Entries from a visual dataset
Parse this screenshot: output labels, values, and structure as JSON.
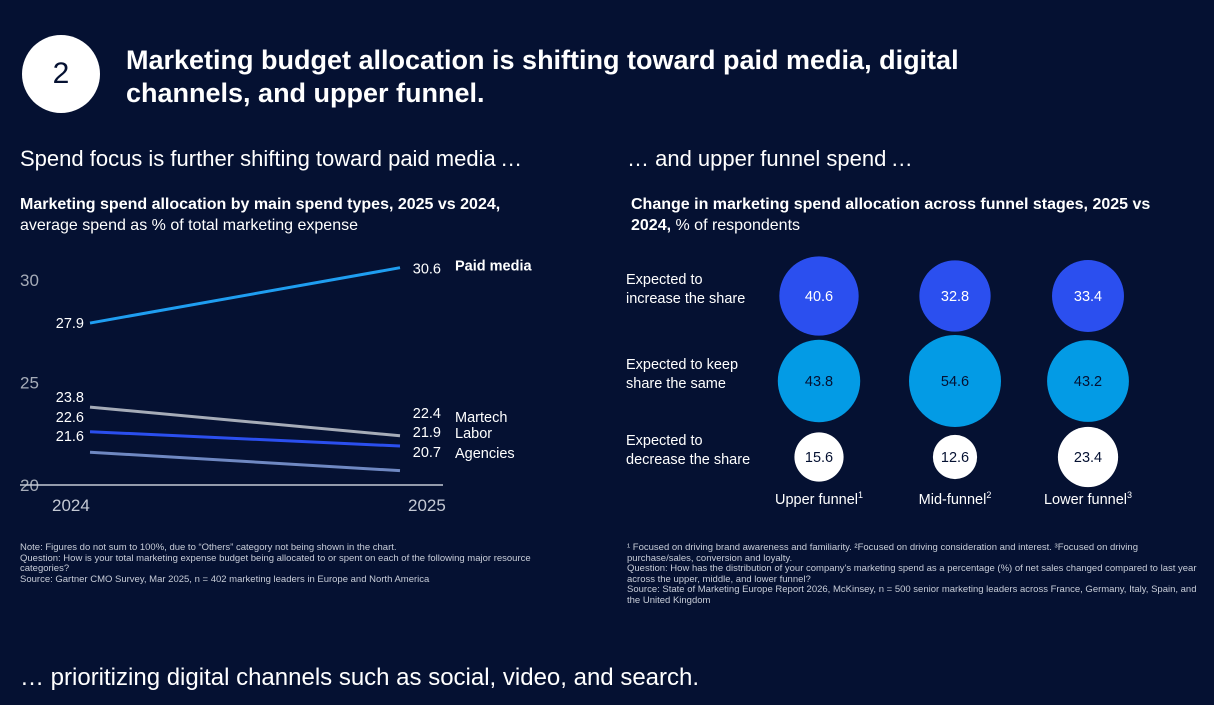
{
  "badge_number": "2",
  "headline": "Marketing budget allocation is shifting toward paid media, digital channels, and upper funnel.",
  "left": {
    "subhead": "Spend focus is further shifting toward paid media …",
    "title_bold": "Marketing spend allocation by main spend types, 2025 vs 2024,",
    "title_rest": "average spend as % of total marketing expense",
    "notes": [
      "Note: Figures do not sum to 100%, due to “Others” category not being shown in the chart.",
      "Question: How is your total marketing expense budget being allocated to or spent on each of the following major resource categories?",
      "Source: Gartner CMO Survey, Mar 2025, n = 402 marketing leaders in Europe and North America"
    ]
  },
  "right": {
    "subhead": "… and upper funnel spend …",
    "title_bold": "Change in marketing spend allocation across funnel stages, 2025 vs 2024,",
    "title_rest": " % of respondents",
    "notes": [
      "¹ Focused on driving brand awareness and familiarity. ²Focused on driving consideration and interest. ³Focused on driving purchase/sales, conversion and loyalty.",
      "Question: How has the distribution of your company's marketing spend as a percentage (%) of net sales changed compared to last year across the upper, middle, and lower funnel?",
      "Source: State of Marketing Europe Report 2026, McKinsey, n = 500 senior marketing leaders across France, Germany, Italy, Spain, and the United Kingdom"
    ]
  },
  "bottom_text": "… prioritizing digital channels such as social, video, and search.",
  "chart_data": [
    {
      "type": "line",
      "title": "Marketing spend allocation by main spend types, 2025 vs 2024",
      "ylabel": "average spend as % of total marketing expense",
      "x": [
        "2024",
        "2025"
      ],
      "ylim": [
        20,
        30
      ],
      "yticks": [
        "20",
        "25",
        "30"
      ],
      "series": [
        {
          "name": "Paid media",
          "values": [
            27.9,
            30.6
          ],
          "labels": [
            "27.9",
            "30.6"
          ],
          "color": "#1f9ef1",
          "bold": true
        },
        {
          "name": "Martech",
          "values": [
            23.8,
            22.4
          ],
          "labels": [
            "23.8",
            "22.4"
          ],
          "color": "#a6acb8",
          "bold": false
        },
        {
          "name": "Labor",
          "values": [
            22.6,
            21.9
          ],
          "labels": [
            "22.6",
            "21.9"
          ],
          "color": "#2b4fef",
          "bold": false
        },
        {
          "name": "Agencies",
          "values": [
            21.6,
            20.7
          ],
          "labels": [
            "21.6",
            "20.7"
          ],
          "color": "#6f88c2",
          "bold": false
        }
      ]
    },
    {
      "type": "bubble-matrix",
      "title": "Change in marketing spend allocation across funnel stages, 2025 vs 2024",
      "unit": "% of respondents",
      "columns": [
        {
          "name": "Upper funnel",
          "sup": "1"
        },
        {
          "name": "Mid-funnel",
          "sup": "2"
        },
        {
          "name": "Lower funnel",
          "sup": "3"
        }
      ],
      "rows": [
        {
          "label_lines": [
            "Expected to",
            "increase the share"
          ],
          "values": [
            40.6,
            32.8,
            33.4
          ],
          "labels": [
            "40.6",
            "32.8",
            "33.4"
          ],
          "color": "#2b4fef",
          "text_color": "#ffffff"
        },
        {
          "label_lines": [
            "Expected to keep",
            "share the same"
          ],
          "values": [
            43.8,
            54.6,
            43.2
          ],
          "labels": [
            "43.8",
            "54.6",
            "43.2"
          ],
          "color": "#039be5",
          "text_color": "#051132"
        },
        {
          "label_lines": [
            "Expected to",
            "decrease the share"
          ],
          "values": [
            15.6,
            12.6,
            23.4
          ],
          "labels": [
            "15.6",
            "12.6",
            "23.4"
          ],
          "color": "#ffffff",
          "text_color": "#051132"
        }
      ]
    }
  ]
}
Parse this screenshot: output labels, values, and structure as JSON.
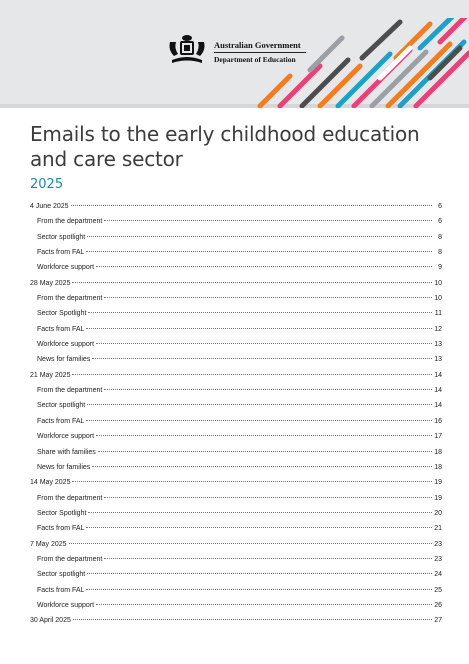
{
  "header": {
    "gov_line1": "Australian Government",
    "gov_line2": "Department of Education",
    "banner_color": "#e6e7e8",
    "stripe_colors": [
      "#f47b20",
      "#e8417a",
      "#1fa0c8",
      "#4d4d4f",
      "#9aa0a6",
      "#ffffff"
    ]
  },
  "title": "Emails to the early childhood education and care sector",
  "year": "2025",
  "accent_color": "#1b8aa5",
  "toc": [
    {
      "label": "4 June 2025",
      "page": "6",
      "level": 0
    },
    {
      "label": "From the department",
      "page": "6",
      "level": 1
    },
    {
      "label": "Sector spotlight",
      "page": "8",
      "level": 1
    },
    {
      "label": "Facts from FAL",
      "page": "8",
      "level": 1
    },
    {
      "label": "Workforce support",
      "page": "9",
      "level": 1
    },
    {
      "label": "28 May 2025",
      "page": "10",
      "level": 0
    },
    {
      "label": "From the department",
      "page": "10",
      "level": 1
    },
    {
      "label": "Sector Spotlight",
      "page": "11",
      "level": 1
    },
    {
      "label": "Facts from FAL",
      "page": "12",
      "level": 1
    },
    {
      "label": "Workforce support",
      "page": "13",
      "level": 1
    },
    {
      "label": "News for families",
      "page": "13",
      "level": 1
    },
    {
      "label": "21 May 2025",
      "page": "14",
      "level": 0
    },
    {
      "label": "From the department",
      "page": "14",
      "level": 1
    },
    {
      "label": "Sector spotlight",
      "page": "14",
      "level": 1
    },
    {
      "label": "Facts from FAL",
      "page": "16",
      "level": 1
    },
    {
      "label": "Workforce support",
      "page": "17",
      "level": 1
    },
    {
      "label": "Share with families",
      "page": "18",
      "level": 1
    },
    {
      "label": "News for families",
      "page": "18",
      "level": 1
    },
    {
      "label": "14 May 2025",
      "page": "19",
      "level": 0
    },
    {
      "label": "From the department",
      "page": "19",
      "level": 1
    },
    {
      "label": "Sector Spotlight",
      "page": "20",
      "level": 1
    },
    {
      "label": "Facts from FAL",
      "page": "21",
      "level": 1
    },
    {
      "label": "7 May 2025",
      "page": "23",
      "level": 0
    },
    {
      "label": "From the department",
      "page": "23",
      "level": 1
    },
    {
      "label": "Sector spotlight",
      "page": "24",
      "level": 1
    },
    {
      "label": "Facts from FAL",
      "page": "25",
      "level": 1
    },
    {
      "label": "Workforce support",
      "page": "26",
      "level": 1
    },
    {
      "label": "30 April 2025",
      "page": "27",
      "level": 0
    }
  ]
}
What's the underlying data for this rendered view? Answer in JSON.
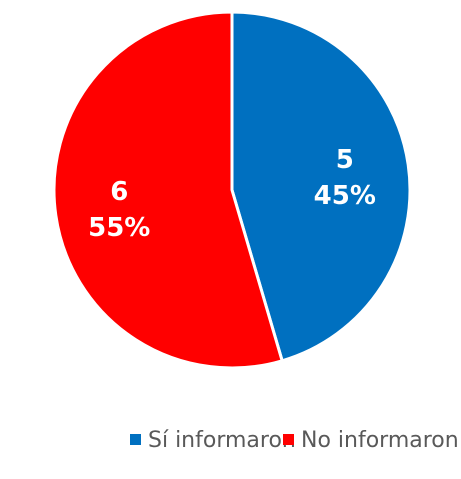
{
  "chart_data": {
    "type": "pie",
    "categories": [
      "Sí informaron",
      "No informaron"
    ],
    "values": [
      5,
      6
    ],
    "percent_labels": [
      "45%",
      "55%"
    ],
    "colors": [
      "#0070c0",
      "#ff0000"
    ],
    "legend": "bottom"
  }
}
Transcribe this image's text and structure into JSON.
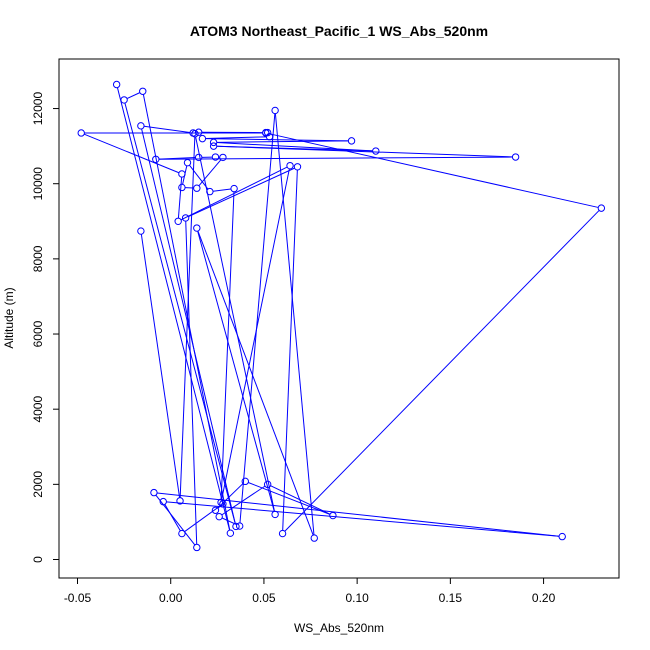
{
  "chart_data": {
    "type": "line",
    "title": "ATOM3 Northeast_Pacific_1 WS_Abs_520nm",
    "xlabel": "WS_Abs_520nm",
    "ylabel": "Altitude (m)",
    "xlim": [
      -0.05,
      0.23
    ],
    "ylim": [
      0,
      12500
    ],
    "x_ticks": [
      -0.05,
      0.0,
      0.05,
      0.1,
      0.15,
      0.2
    ],
    "x_tick_labels": [
      "-0.05",
      "0.00",
      "0.05",
      "0.10",
      "0.15",
      "0.20"
    ],
    "y_ticks": [
      0,
      2000,
      4000,
      6000,
      8000,
      10000,
      12000
    ],
    "y_tick_labels": [
      "0",
      "2000",
      "4000",
      "6000",
      "8000",
      "10000",
      "12000"
    ],
    "series_color": "#0000ff",
    "marker": "open-circle",
    "x": [
      -0.029,
      0.032,
      -0.015,
      -0.025,
      0.035,
      -0.016,
      0.012,
      0.015,
      0.051,
      0.052,
      0.053,
      0.017,
      0.097,
      0.023,
      0.11,
      0.023,
      0.185,
      -0.008,
      0.015,
      0.024,
      0.028,
      0.014,
      0.006,
      0.009,
      0.021,
      0.034,
      0.027,
      0.064,
      0.004,
      0.006,
      -0.048,
      0.051,
      0.231,
      0.06,
      0.068,
      0.008,
      0.014,
      -0.009,
      0.21,
      -0.004,
      0.006,
      0.028,
      0.024,
      0.04,
      0.087,
      0.052,
      0.026,
      0.037,
      0.056,
      0.077,
      0.014,
      0.056,
      0.013,
      0.005,
      -0.016
    ],
    "y": [
      12640,
      700,
      12460,
      12230,
      880,
      11540,
      11350,
      11370,
      11360,
      11360,
      11250,
      11200,
      11140,
      11100,
      10870,
      11000,
      10710,
      10650,
      10700,
      10710,
      10700,
      9880,
      9900,
      10560,
      9790,
      9870,
      1520,
      10480,
      9000,
      10260,
      11350,
      11350,
      9350,
      690,
      10450,
      9090,
      320,
      1780,
      610,
      1540,
      690,
      1480,
      1310,
      2080,
      1170,
      2000,
      1140,
      890,
      11950,
      570,
      8820,
      1200,
      11330,
      1560,
      8740
    ]
  }
}
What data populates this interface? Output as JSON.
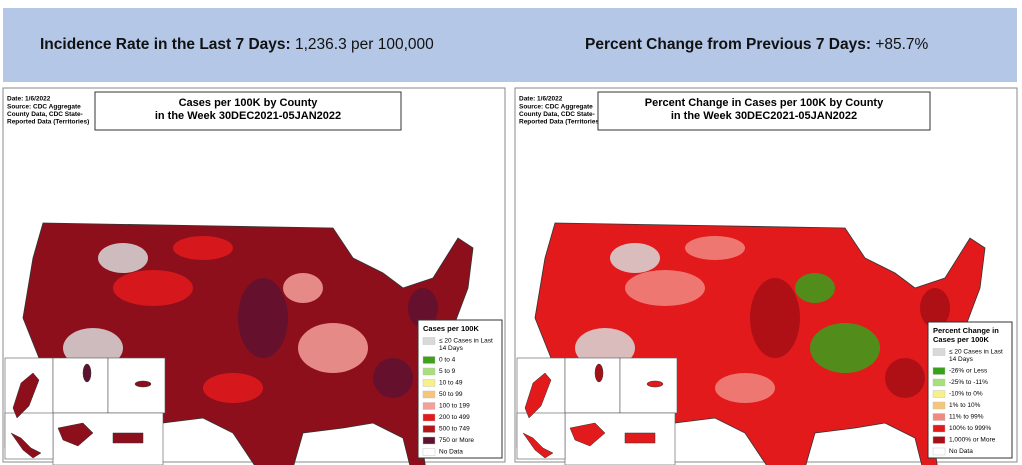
{
  "header": {
    "left": {
      "label": "Incidence Rate in the Last 7 Days:",
      "value": "1,236.3 per 100,000"
    },
    "right": {
      "label": "Percent Change from Previous 7 Days:",
      "value": "+85.7%"
    }
  },
  "maps": [
    {
      "date": "Date: 1/6/2022",
      "source": [
        "Source: CDC Aggregate",
        "County Data, CDC State-",
        "Reported Data (Territories)"
      ],
      "title": [
        "Cases per 100K by County",
        "in the Week 30DEC2021-05JAN2022"
      ],
      "base_color": "#8e0f1c",
      "patch_colors": [
        "#e31a1c",
        "#5e1230",
        "#d9d9d9",
        "#f4a09a"
      ],
      "legend": {
        "title": [
          "Cases per 100K"
        ],
        "items": [
          {
            "label": [
              "≤ 20 Cases in Last",
              "14 Days"
            ],
            "color": "#d9d9d9"
          },
          {
            "label": [
              "0 to 4"
            ],
            "color": "#3da11a"
          },
          {
            "label": [
              "5 to 9"
            ],
            "color": "#a6e07a"
          },
          {
            "label": [
              "10 to 49"
            ],
            "color": "#f5f08a"
          },
          {
            "label": [
              "50 to 99"
            ],
            "color": "#f5c67a"
          },
          {
            "label": [
              "100 to 199"
            ],
            "color": "#f4a09a"
          },
          {
            "label": [
              "200 to 499"
            ],
            "color": "#e31a1c"
          },
          {
            "label": [
              "500 to 749"
            ],
            "color": "#b3151b"
          },
          {
            "label": [
              "750 or More"
            ],
            "color": "#5e1230"
          },
          {
            "label": [
              "No Data"
            ],
            "color": "#ffffff"
          }
        ]
      }
    },
    {
      "date": "Date: 1/6/2022",
      "source": [
        "Source: CDC Aggregate",
        "County Data, CDC State-",
        "Reported Data (Territories)"
      ],
      "title": [
        "Percent Change in Cases per 100K by County",
        "in the Week 30DEC2021-05JAN2022"
      ],
      "base_color": "#e31a1c",
      "patch_colors": [
        "#f08a80",
        "#a50f15",
        "#d9d9d9",
        "#38a11a"
      ],
      "legend": {
        "title": [
          "Percent Change in",
          "Cases per 100K"
        ],
        "items": [
          {
            "label": [
              "≤ 20 Cases in Last",
              "14 Days"
            ],
            "color": "#d9d9d9"
          },
          {
            "label": [
              "-26% or Less"
            ],
            "color": "#38a11a"
          },
          {
            "label": [
              "-25% to -11%"
            ],
            "color": "#a6e07a"
          },
          {
            "label": [
              "-10% to 0%"
            ],
            "color": "#f5f08a"
          },
          {
            "label": [
              "1% to 10%"
            ],
            "color": "#f5c67a"
          },
          {
            "label": [
              "11% to 99%"
            ],
            "color": "#f08a80"
          },
          {
            "label": [
              "100% to 999%"
            ],
            "color": "#e31a1c"
          },
          {
            "label": [
              "1,000% or More"
            ],
            "color": "#a50f15"
          },
          {
            "label": [
              "No Data"
            ],
            "color": "#ffffff"
          }
        ]
      }
    }
  ]
}
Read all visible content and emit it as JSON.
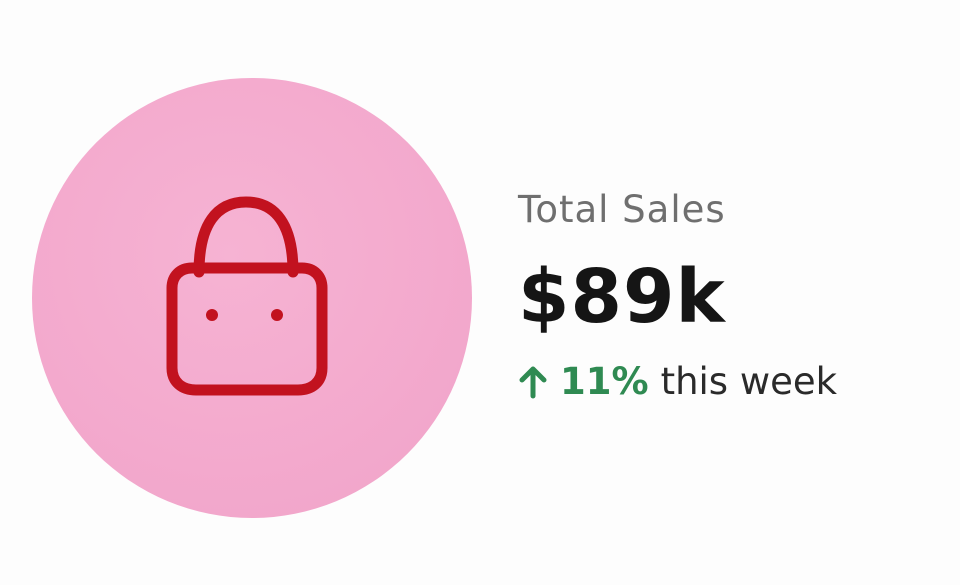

**WHAT YOU HAVE TO DO**.
List every line above that contains the word "types".

**EXERCISE RESPONSE**.
    "title_bold": "Marketing spend allocation by main spend types, 2025 vs 2024,",
      "title": "Marketing spend allocation by main spend types, 2025 vs 2024",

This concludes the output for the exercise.